◆ TEXTE PRÉSENTÉ:
=-=-=-=-=

Les défis à relever :
– Déployer les outils pour assurer l’interopérabilité des bases et l’évolution des dossiers patients à relier à leur histoire clinique.
– Continuer à développer de grands centres de calculs de jeux de données pour les recherches de corrélations et de signaux faibles.
– Eviter les risques de piratage dans des établissements de santé souvent très vulnérables.
– Respecter les contraintes de collecte et de traitement imposées dans le RGPD en améliorant notamment les techniques de cryptage et d’anonymisation pour la mise à disposition de jeux de données non ré-identifiant.
– Maintenir les efforts publics en matière d’ouverture des données, développer des organisations pérennes pour soutenir le passage à l’échelle des dynamiques de co-création d’équipes pluridisciplinaires, de mutualisation et des ressources et de
compétition permises par l’open data.
– Réussir le passage à l’échelle de méthodes supervisées nécessitant l’annotation des données très couteuse et chronophage.
– Démocratiser des outils de pointe et faciliter l’appropriation par les médecins des outils numériques dans la pratique médicale.
– Adapter et créer de nouveaux métiers, renouveler la formation des personnels soignants pour avoir des profils pluridisciplinaires cumulant expertises scientifiques, médicales et informatiques et intégrant des sciences sociales.

=-=-=-=-=

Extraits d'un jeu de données

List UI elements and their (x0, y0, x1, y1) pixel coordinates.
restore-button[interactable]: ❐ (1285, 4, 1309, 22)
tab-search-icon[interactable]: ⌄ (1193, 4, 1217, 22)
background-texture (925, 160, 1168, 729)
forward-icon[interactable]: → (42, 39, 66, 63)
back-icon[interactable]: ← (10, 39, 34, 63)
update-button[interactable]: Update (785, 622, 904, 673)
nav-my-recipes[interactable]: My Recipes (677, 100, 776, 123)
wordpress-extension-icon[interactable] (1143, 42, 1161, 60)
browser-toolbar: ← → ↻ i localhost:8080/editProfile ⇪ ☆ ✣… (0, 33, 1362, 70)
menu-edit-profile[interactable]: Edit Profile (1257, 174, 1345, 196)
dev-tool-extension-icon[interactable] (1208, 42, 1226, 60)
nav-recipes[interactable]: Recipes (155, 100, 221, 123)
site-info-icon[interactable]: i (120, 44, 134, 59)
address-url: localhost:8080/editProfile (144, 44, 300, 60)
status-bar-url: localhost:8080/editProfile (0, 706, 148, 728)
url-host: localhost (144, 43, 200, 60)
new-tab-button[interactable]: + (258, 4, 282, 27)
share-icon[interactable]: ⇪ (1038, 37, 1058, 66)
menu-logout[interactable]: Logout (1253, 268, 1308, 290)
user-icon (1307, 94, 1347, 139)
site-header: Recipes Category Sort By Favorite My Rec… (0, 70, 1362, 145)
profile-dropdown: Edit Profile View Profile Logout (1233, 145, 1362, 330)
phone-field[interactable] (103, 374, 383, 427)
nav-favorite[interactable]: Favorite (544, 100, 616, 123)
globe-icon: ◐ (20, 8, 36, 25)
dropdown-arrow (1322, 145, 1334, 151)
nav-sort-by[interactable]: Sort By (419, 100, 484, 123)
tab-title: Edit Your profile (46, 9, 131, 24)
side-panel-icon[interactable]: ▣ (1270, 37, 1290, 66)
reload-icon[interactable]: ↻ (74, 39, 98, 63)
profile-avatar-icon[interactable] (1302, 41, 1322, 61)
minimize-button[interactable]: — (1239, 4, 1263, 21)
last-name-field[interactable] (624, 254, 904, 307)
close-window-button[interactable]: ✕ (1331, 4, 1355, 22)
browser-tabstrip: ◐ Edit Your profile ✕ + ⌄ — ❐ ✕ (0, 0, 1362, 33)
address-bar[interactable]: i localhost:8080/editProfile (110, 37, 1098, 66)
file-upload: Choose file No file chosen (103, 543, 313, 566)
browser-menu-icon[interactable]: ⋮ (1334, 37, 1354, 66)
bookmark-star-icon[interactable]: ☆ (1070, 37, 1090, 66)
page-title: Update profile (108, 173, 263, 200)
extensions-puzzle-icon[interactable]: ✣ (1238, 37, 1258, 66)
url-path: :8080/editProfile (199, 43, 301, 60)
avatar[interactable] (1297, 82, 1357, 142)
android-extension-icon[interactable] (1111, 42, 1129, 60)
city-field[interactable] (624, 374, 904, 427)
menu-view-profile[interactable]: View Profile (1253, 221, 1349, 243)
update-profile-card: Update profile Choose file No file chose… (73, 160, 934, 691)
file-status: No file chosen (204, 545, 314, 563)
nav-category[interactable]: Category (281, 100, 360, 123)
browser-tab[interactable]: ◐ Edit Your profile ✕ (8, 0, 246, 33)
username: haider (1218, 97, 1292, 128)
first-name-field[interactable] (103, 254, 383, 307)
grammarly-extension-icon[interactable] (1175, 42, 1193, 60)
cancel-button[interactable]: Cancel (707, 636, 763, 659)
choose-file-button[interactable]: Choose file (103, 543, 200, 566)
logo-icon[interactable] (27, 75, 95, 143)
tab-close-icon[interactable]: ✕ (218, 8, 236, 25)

=-=-=-=-=

◆ EXERCICES À FAIRE:
a - Recopiez le passage du texte sur les défis à relever compris entre "Les défis à" et "par l’open data.", ces deux passages inclus.
b - D'après le texte sur les défis à relever, quel règlement impose des contraintes de collecte et de traitement des données ?

◆ VOS RÉPONSES:
a -
Les défis à relever :
– Déployer les outils pour assurer l’interopérabilité des bases et l’évolution des dossiers patients à relier à leur histoire clinique.
– Continuer à développer de grands centres de calculs de jeux de données pour les recherches de corrélations et de signaux faibles.
– Eviter les risques de piratage dans des établissements de santé souvent très vulnérables.
– Respecter les contraintes de collecte et de traitement imposées dans le RGPD en améliorant notamment les techniques de cryptage et d’anonymisation pour la mise à disposition de jeux de données non ré-identifiant.
– Maintenir les efforts publics en matière d’ouverture des données, développer des organisations pérennes pour soutenir le passage à l’échelle des dynamiques de co-création d’équipes pluridisciplinaires, de mutualisation et des ressources et de
compétition permises par l’open data.

b - Le RGPD.